┌─ The input
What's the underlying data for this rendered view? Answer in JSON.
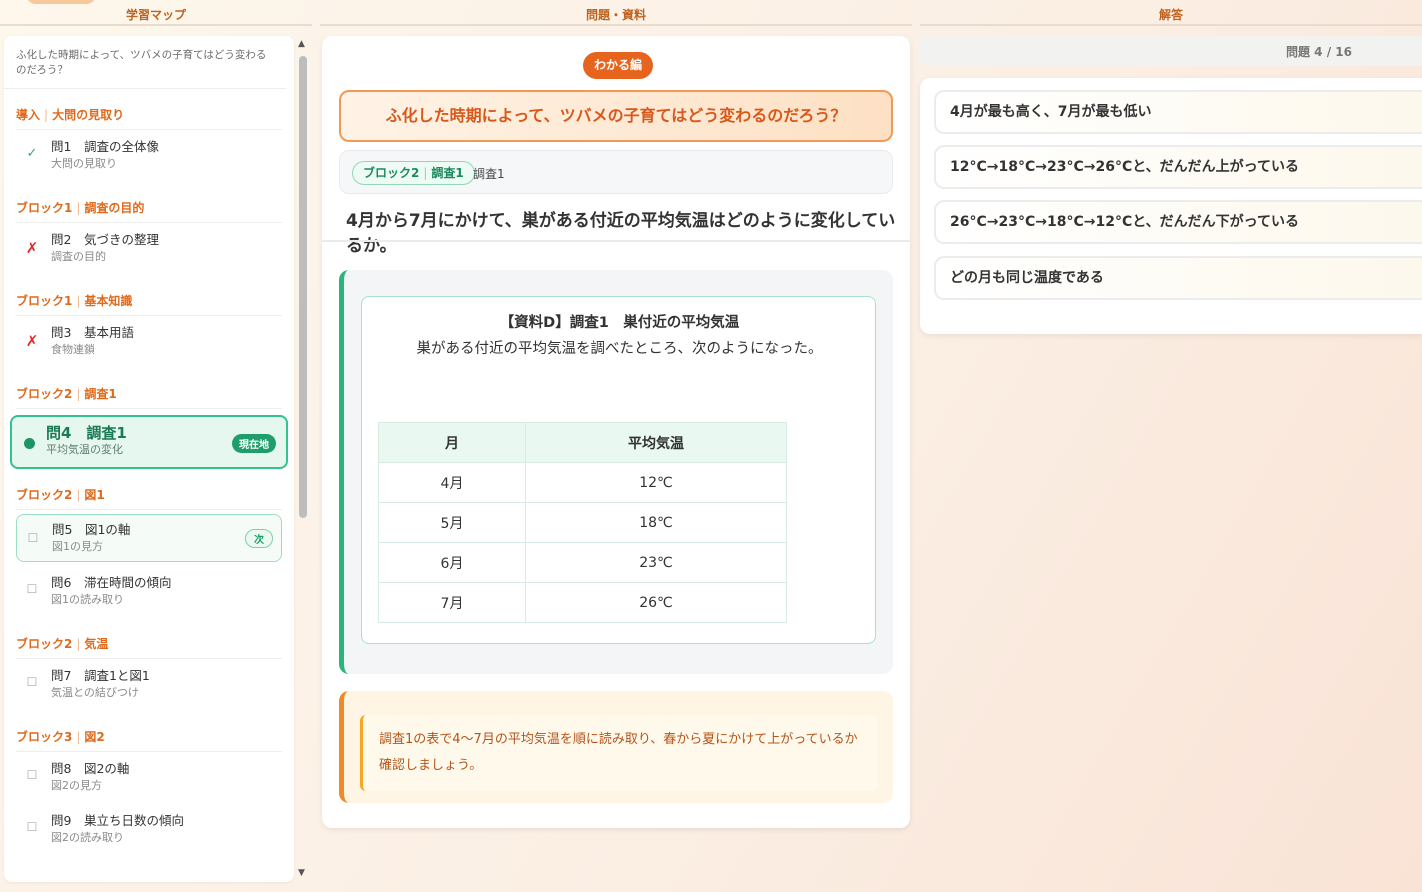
{
  "columns": {
    "map": "学習マップ",
    "problem": "問題・資料",
    "answer": "解答"
  },
  "sidebar": {
    "title": "ふ化した時期によって、ツバメの子育てはどう変わるのだろう？",
    "sections": [
      {
        "block": "導入",
        "topic": "大問の見取り",
        "items": [
          {
            "title": "問1　調査の全体像",
            "sub": "大問の見取り",
            "status": "check"
          }
        ]
      },
      {
        "block": "ブロック1",
        "topic": "調査の目的",
        "items": [
          {
            "title": "問2　気づきの整理",
            "sub": "調査の目的",
            "status": "cross"
          }
        ]
      },
      {
        "block": "ブロック1",
        "topic": "基本知識",
        "items": [
          {
            "title": "問3　基本用語",
            "sub": "食物連鎖",
            "status": "cross"
          }
        ]
      },
      {
        "block": "ブロック2",
        "topic": "調査1",
        "items": [
          {
            "title": "問4　調査1",
            "sub": "平均気温の変化",
            "status": "current",
            "badge": "現在地"
          }
        ]
      },
      {
        "block": "ブロック2",
        "topic": "図1",
        "items": [
          {
            "title": "問5　図1の軸",
            "sub": "図1の見方",
            "status": "next",
            "badge": "次"
          },
          {
            "title": "問6　滞在時間の傾向",
            "sub": "図1の読み取り",
            "status": "box"
          }
        ]
      },
      {
        "block": "ブロック2",
        "topic": "気温",
        "items": [
          {
            "title": "問7　調査1と図1",
            "sub": "気温との結びつけ",
            "status": "box"
          }
        ]
      },
      {
        "block": "ブロック3",
        "topic": "図2",
        "items": [
          {
            "title": "問8　図2の軸",
            "sub": "図2の見方",
            "status": "box"
          },
          {
            "title": "問9　巣立ち日数の傾向",
            "sub": "図2の読み取り",
            "status": "box"
          }
        ]
      }
    ],
    "marks": {
      "check": "✓",
      "cross": "✗",
      "box": "☐",
      "next": "☐",
      "current": ""
    }
  },
  "problem": {
    "level_badge": "わかる編",
    "main_question": "ふ化した時期によって、ツバメの子育てはどう変わるのだろう？",
    "breadcrumb": {
      "block": "ブロック2",
      "topic": "調査1",
      "current": "調査1"
    },
    "question": "4月から7月にかけて、巣がある付近の平均気温はどのように変化しているか。",
    "resource": {
      "title": "【資料D】調査1　巣付近の平均気温",
      "description": "巣がある付近の平均気温を調べたところ、次のようになった。",
      "table": {
        "headers": [
          "月",
          "平均気温"
        ],
        "rows": [
          [
            "4月",
            "12℃"
          ],
          [
            "5月",
            "18℃"
          ],
          [
            "6月",
            "23℃"
          ],
          [
            "7月",
            "26℃"
          ]
        ]
      }
    },
    "hint": "調査1の表で4〜7月の平均気温を順に読み取り、春から夏にかけて上がっているか確認しましょう。"
  },
  "answer": {
    "page_indicator": "問題 4 / 16",
    "choices": [
      "4月が最も高く、7月が最も低い",
      "12°C→18°C→23°C→26°Cと、だんだん上がっている",
      "26°C→23°C→18°C→12°Cと、だんだん下がっている",
      "どの月も同じ温度である"
    ]
  }
}
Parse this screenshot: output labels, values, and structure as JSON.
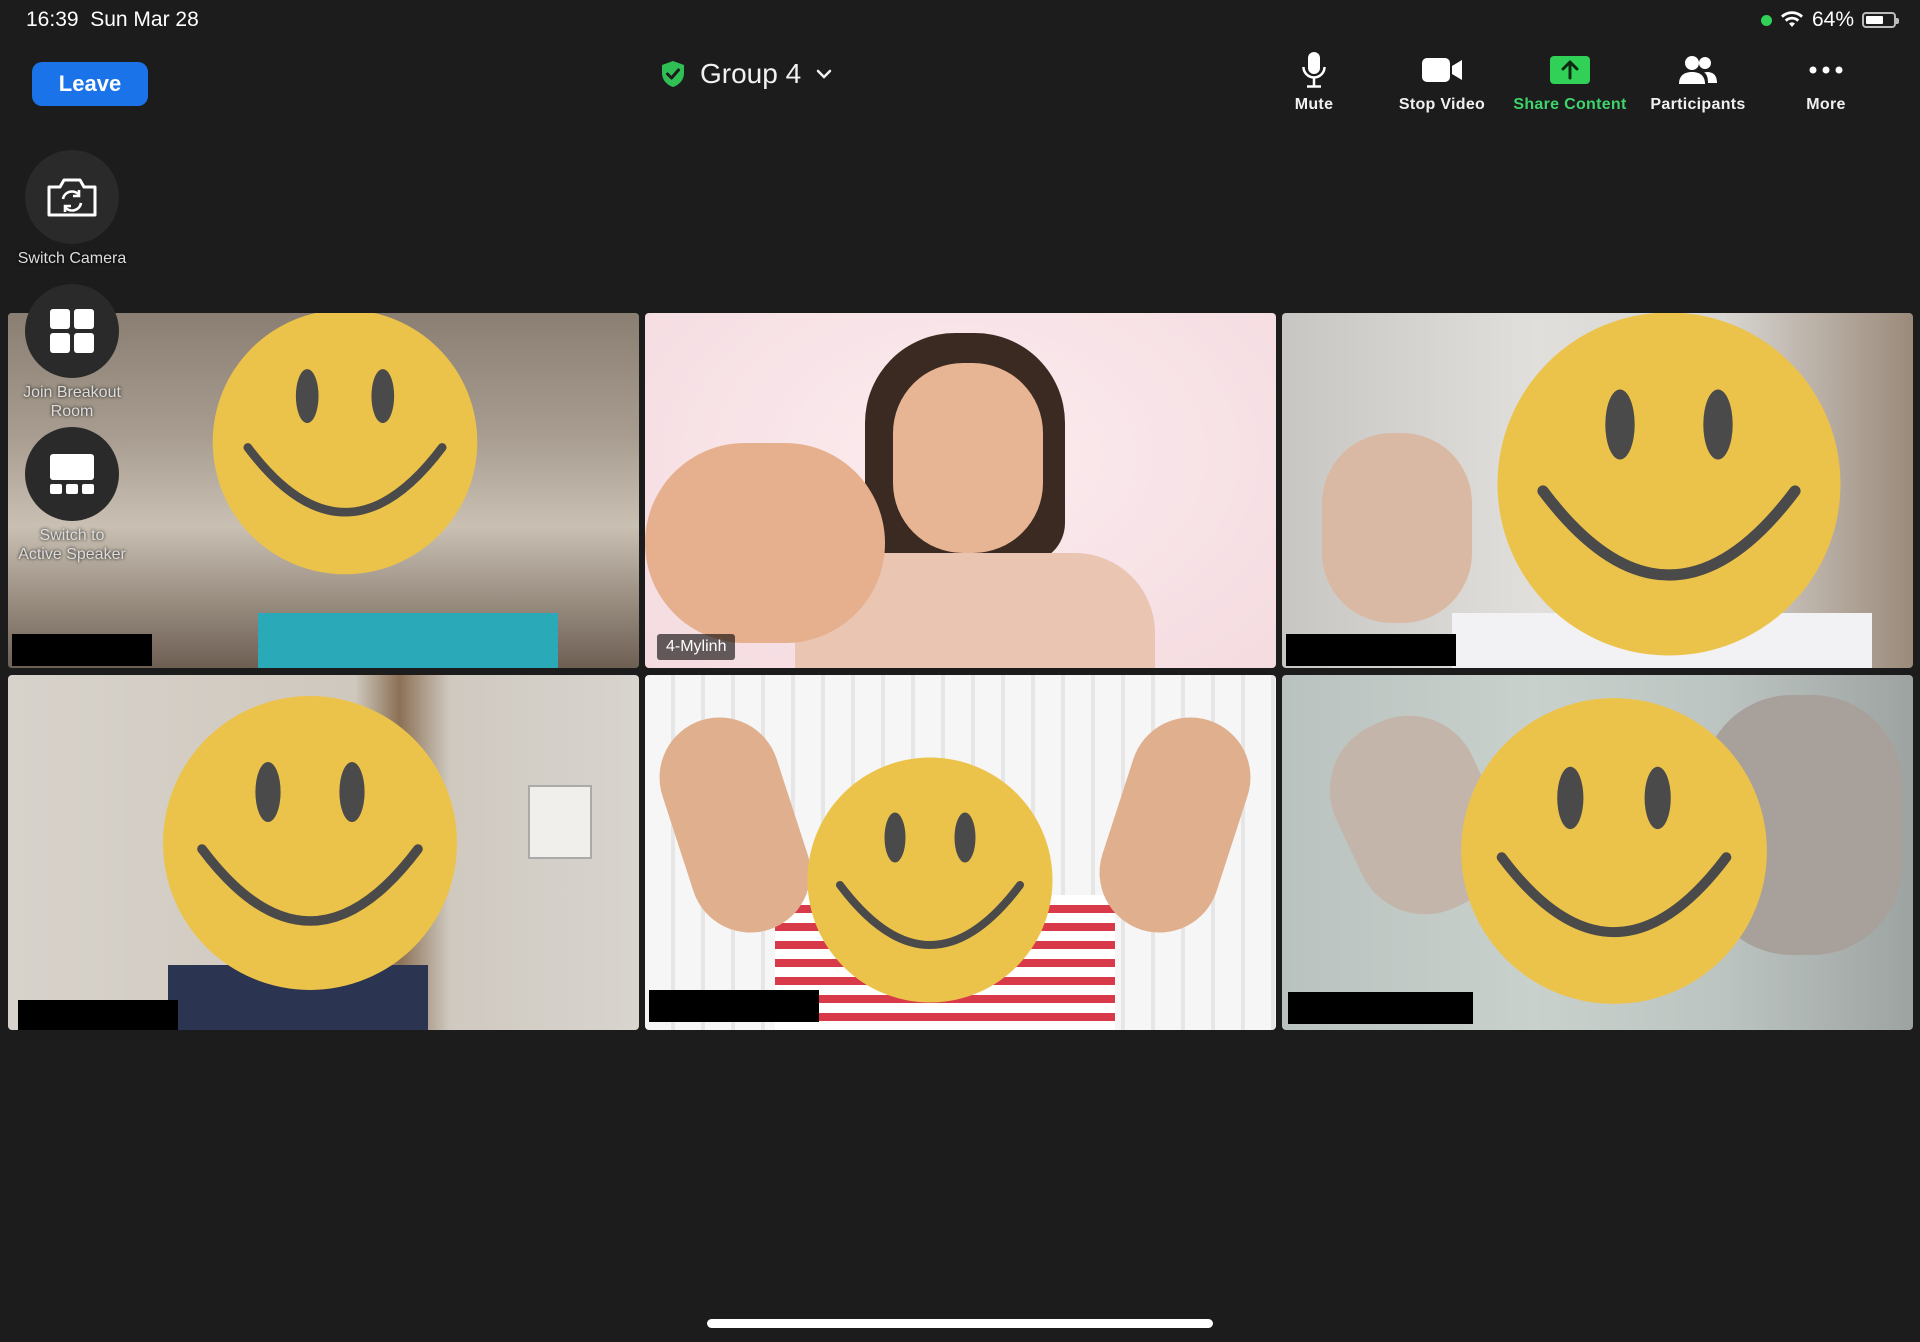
{
  "status_bar": {
    "time": "16:39",
    "date": "Sun Mar 28",
    "battery": "64%",
    "battery_level": 0.64
  },
  "header": {
    "leave_label": "Leave",
    "meeting_title": "Group 4",
    "toolbar": [
      {
        "label": "Mute",
        "icon": "microphone-icon"
      },
      {
        "label": "Stop Video",
        "icon": "video-camera-icon"
      },
      {
        "label": "Share Content",
        "icon": "share-screen-icon"
      },
      {
        "label": "Participants",
        "icon": "participants-icon"
      },
      {
        "label": "More",
        "icon": "more-icon"
      }
    ]
  },
  "side_controls": [
    {
      "label": "Switch Camera",
      "icon": "switch-camera-icon"
    },
    {
      "label": "Join Breakout Room",
      "icon": "breakout-room-icon"
    },
    {
      "label": "Switch to Active Speaker",
      "icon": "active-speaker-icon"
    }
  ],
  "participants": [
    {
      "name": "",
      "active": true
    },
    {
      "name": "4-Mylinh",
      "active": false
    },
    {
      "name": "",
      "active": false
    },
    {
      "name": "",
      "active": false
    },
    {
      "name": "",
      "active": false
    },
    {
      "name": "",
      "active": false
    }
  ],
  "colors": {
    "accent_blue": "#1a73e8",
    "active_speaker": "#2fbf55",
    "share_green": "#31d158",
    "background": "#1c1c1c",
    "smiley": "#ecc34a"
  }
}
└─
**Set task:**
Output every entry word for word, but omit the pictures.

**Complete answer:**
What's the underlying data for this rendered view? Answer in JSON.
{
  "columns": {
    "map": "学習マップ",
    "problem": "問題・資料",
    "answer": "解答"
  },
  "sidebar": {
    "title": "ふ化した時期によって、ツバメの子育てはどう変わるのだろう？",
    "sections": [
      {
        "block": "導入",
        "topic": "大問の見取り",
        "items": [
          {
            "title": "問1　調査の全体像",
            "sub": "大問の見取り",
            "status": "check"
          }
        ]
      },
      {
        "block": "ブロック1",
        "topic": "調査の目的",
        "items": [
          {
            "title": "問2　気づきの整理",
            "sub": "調査の目的",
            "status": "cross"
          }
        ]
      },
      {
        "block": "ブロック1",
        "topic": "基本知識",
        "items": [
          {
            "title": "問3　基本用語",
            "sub": "食物連鎖",
            "status": "cross"
          }
        ]
      },
      {
        "block": "ブロック2",
        "topic": "調査1",
        "items": [
          {
            "title": "問4　調査1",
            "sub": "平均気温の変化",
            "status": "current",
            "badge": "現在地"
          }
        ]
      },
      {
        "block": "ブロック2",
        "topic": "図1",
        "items": [
          {
            "title": "問5　図1の軸",
            "sub": "図1の見方",
            "status": "next",
            "badge": "次"
          },
          {
            "title": "問6　滞在時間の傾向",
            "sub": "図1の読み取り",
            "status": "box"
          }
        ]
      },
      {
        "block": "ブロック2",
        "topic": "気温",
        "items": [
          {
            "title": "問7　調査1と図1",
            "sub": "気温との結びつけ",
            "status": "box"
          }
        ]
      },
      {
        "block": "ブロック3",
        "topic": "図2",
        "items": [
          {
            "title": "問8　図2の軸",
            "sub": "図2の見方",
            "status": "box"
          },
          {
            "title": "問9　巣立ち日数の傾向",
            "sub": "図2の読み取り",
            "status": "box"
          }
        ]
      }
    ],
    "marks": {
      "check": "✓",
      "cross": "✗",
      "box": "☐",
      "next": "☐",
      "current": ""
    }
  },
  "problem": {
    "level_badge": "わかる編",
    "main_question": "ふ化した時期によって、ツバメの子育てはどう変わるのだろう？",
    "breadcrumb": {
      "block": "ブロック2",
      "topic": "調査1",
      "current": "調査1"
    },
    "question": "4月から7月にかけて、巣がある付近の平均気温はどのように変化しているか。",
    "resource": {
      "title": "【資料D】調査1　巣付近の平均気温",
      "description": "巣がある付近の平均気温を調べたところ、次のようになった。",
      "table": {
        "headers": [
          "月",
          "平均気温"
        ],
        "rows": [
          [
            "4月",
            "12℃"
          ],
          [
            "5月",
            "18℃"
          ],
          [
            "6月",
            "23℃"
          ],
          [
            "7月",
            "26℃"
          ]
        ]
      }
    },
    "hint": "調査1の表で4〜7月の平均気温を順に読み取り、春から夏にかけて上がっているか確認しましょう。"
  },
  "answer": {
    "page_indicator": "問題 4 / 16",
    "choices": [
      "4月が最も高く、7月が最も低い",
      "12°C→18°C→23°C→26°Cと、だんだん上がっている",
      "26°C→23°C→18°C→12°Cと、だんだん下がっている",
      "どの月も同じ温度である"
    ]
  }
}
Parse this screenshot: output labels, values, and structure as JSON.
{
  "status_bar": {
    "time": "16:39",
    "date": "Sun Mar 28",
    "battery": "64%",
    "battery_level": 0.64
  },
  "header": {
    "leave_label": "Leave",
    "meeting_title": "Group 4",
    "toolbar": [
      {
        "label": "Mute",
        "icon": "microphone-icon"
      },
      {
        "label": "Stop Video",
        "icon": "video-camera-icon"
      },
      {
        "label": "Share Content",
        "icon": "share-screen-icon"
      },
      {
        "label": "Participants",
        "icon": "participants-icon"
      },
      {
        "label": "More",
        "icon": "more-icon"
      }
    ]
  },
  "side_controls": [
    {
      "label": "Switch Camera",
      "icon": "switch-camera-icon"
    },
    {
      "label": "Join Breakout Room",
      "icon": "breakout-room-icon"
    },
    {
      "label": "Switch to Active Speaker",
      "icon": "active-speaker-icon"
    }
  ],
  "participants": [
    {
      "name": "",
      "active": true
    },
    {
      "name": "4-Mylinh",
      "active": false
    },
    {
      "name": "",
      "active": false
    },
    {
      "name": "",
      "active": false
    },
    {
      "name": "",
      "active": false
    },
    {
      "name": "",
      "active": false
    }
  ],
  "colors": {
    "accent_blue": "#1a73e8",
    "active_speaker": "#2fbf55",
    "share_green": "#31d158",
    "background": "#1c1c1c",
    "smiley": "#ecc34a"
  }
}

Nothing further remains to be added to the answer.